- WRITTEN PROBLEM 1
Reproduce the passage of the market update from "Meanwhile, Gold is" to "losses for Gold.".
- WRITTEN PROBLEM 2
In the market update, where did US and Chinese negotiators reach the preliminary trade framework over the weekend?

US - China Trade Truce Fuels Stock Rally, "Magnificent Seven" Earnings Ahead

calendar 27/10/2025 - 08:13 UTC

The USDX is trading on a negative note near 98.80 during Monday's early Asian session, softening despite posting a 0.54% gain last week. The dollar's current weakness is primarily due to the likelihood of an imminent Federal Reserve rate cut following last Friday's softer-than-expected US inflation figures. The Federal Reserve is widely expected to cut its benchmark rate by 25 basis points on Wednesday, a move reinforced by the September US Consumer Price Index (CPI) rising by 3.0% year-over-year, which came in below the 3.1% expectation. Market bets for another rate cut in December remain nearly fully priced in.

Meanwhile, Gold is trading with a negative bias for the second straight day, extending a downtrend that saw the precious metal log a -2.87% loss last week. Signs of easing trade tensions between the US and China continue to dent demand for the safe-haven asset, as evidenced by the upbeat mood in global equity markets. Top Chinese and US officials agreed on the framework of a potential trade deal over the weekend, with US Treasury Secretary Scott Bessent stating that the threat of 100% tariffs on Chinese imports starting November 1st has been eliminated. The focus now shifts to the crucial meeting between Presidents Trump and Xi later this week to finalize the deal framework. Despite the selling pressure, dovish Fed expectations and persistent geopolitical uncertainties are limiting deeper losses for Gold.

Asian equity markets rose sharply in broad-based buying on Monday, drawing strong support from a record-high finish on Wall Street last week. Sentiment was lifted by expectations of an imminent Federal Reserve interest rate cut and positive signals regarding US-China trade tensions. Chinese equities advanced following the preliminary trade framework reached by US and Chinese negotiators over the weekend in Kuala Lumpur. This agreement set the stage for a decision by Presidents Trump and Xi later this week, with US Treasury Secretary Scott Bessent confirming fresh tariff threats would be deferred. As of 06:09 AM GMT, the China SSE rose 1.09%, the China SZSE climbed 1.46%, and the Hong Kong 50 advanced 0.69%. Japanese shares extended their record rally, with the Japan 225 up 0.86% and the Japan 100 gaining 0.31% as of 06:10 AM GMT. The Nikkei surpassed the 50,000-point mark for the first time. Investor optimism persists, rooted in the expectation that new Prime Minister Senae Takaichi, who is viewed as fiscally dovish, will push for additional stimulus measures focused on inflation relief and sustaining recovery.

- DATA SHOWN
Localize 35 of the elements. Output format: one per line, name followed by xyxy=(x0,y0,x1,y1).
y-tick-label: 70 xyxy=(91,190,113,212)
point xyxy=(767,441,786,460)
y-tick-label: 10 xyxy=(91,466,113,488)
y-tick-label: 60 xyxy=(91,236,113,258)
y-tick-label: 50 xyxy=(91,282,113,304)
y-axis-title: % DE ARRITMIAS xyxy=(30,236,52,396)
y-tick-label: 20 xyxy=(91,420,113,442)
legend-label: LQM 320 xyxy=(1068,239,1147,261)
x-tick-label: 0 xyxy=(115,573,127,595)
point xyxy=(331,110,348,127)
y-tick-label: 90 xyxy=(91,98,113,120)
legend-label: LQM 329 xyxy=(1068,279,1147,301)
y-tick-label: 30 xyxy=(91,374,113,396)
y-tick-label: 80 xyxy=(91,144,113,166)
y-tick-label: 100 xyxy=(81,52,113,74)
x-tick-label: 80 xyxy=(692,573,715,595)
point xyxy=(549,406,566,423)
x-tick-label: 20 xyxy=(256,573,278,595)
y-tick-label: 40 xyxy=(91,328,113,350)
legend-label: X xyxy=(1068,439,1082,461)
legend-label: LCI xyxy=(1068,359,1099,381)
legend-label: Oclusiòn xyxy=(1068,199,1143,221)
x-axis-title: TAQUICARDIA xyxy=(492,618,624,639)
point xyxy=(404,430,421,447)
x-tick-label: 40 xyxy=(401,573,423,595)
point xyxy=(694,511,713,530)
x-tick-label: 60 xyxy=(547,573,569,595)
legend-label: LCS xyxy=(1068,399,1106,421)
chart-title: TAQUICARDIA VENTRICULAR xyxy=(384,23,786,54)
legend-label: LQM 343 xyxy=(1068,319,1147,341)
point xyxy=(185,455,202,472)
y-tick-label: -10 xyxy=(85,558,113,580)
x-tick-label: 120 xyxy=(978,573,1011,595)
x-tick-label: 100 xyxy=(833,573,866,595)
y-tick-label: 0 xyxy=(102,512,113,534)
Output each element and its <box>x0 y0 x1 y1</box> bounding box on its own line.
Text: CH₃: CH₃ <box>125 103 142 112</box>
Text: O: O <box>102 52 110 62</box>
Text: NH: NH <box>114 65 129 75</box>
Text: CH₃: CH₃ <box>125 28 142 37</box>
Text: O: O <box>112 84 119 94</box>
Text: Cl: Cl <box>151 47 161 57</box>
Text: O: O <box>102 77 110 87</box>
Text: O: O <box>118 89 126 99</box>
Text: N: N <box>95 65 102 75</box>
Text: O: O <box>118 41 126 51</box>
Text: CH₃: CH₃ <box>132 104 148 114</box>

- TASK RESULT 1
Meanwhile, Gold is trading with a negative bias for the second straight day, extending a downtrend that saw the precious metal log a -2.87% loss last week. Signs of easing trade tensions between the US and China continue to dent demand for the safe-haven asset, as evidenced by the upbeat mood in global equity markets. Top Chinese and US officials agreed on the framework of a potential trade deal over the weekend, with US Treasury Secretary Scott Bessent stating that the threat of 100% tariffs on Chinese imports starting November 1st has been eliminated. The focus now shifts to the crucial meeting between Presidents Trump and Xi later this week to finalize the deal framework. Despite the selling pressure, dovish Fed expectations and persistent geopolitical uncertainties are limiting deeper losses for Gold.

- TASK RESULT 2
Kuala Lumpur.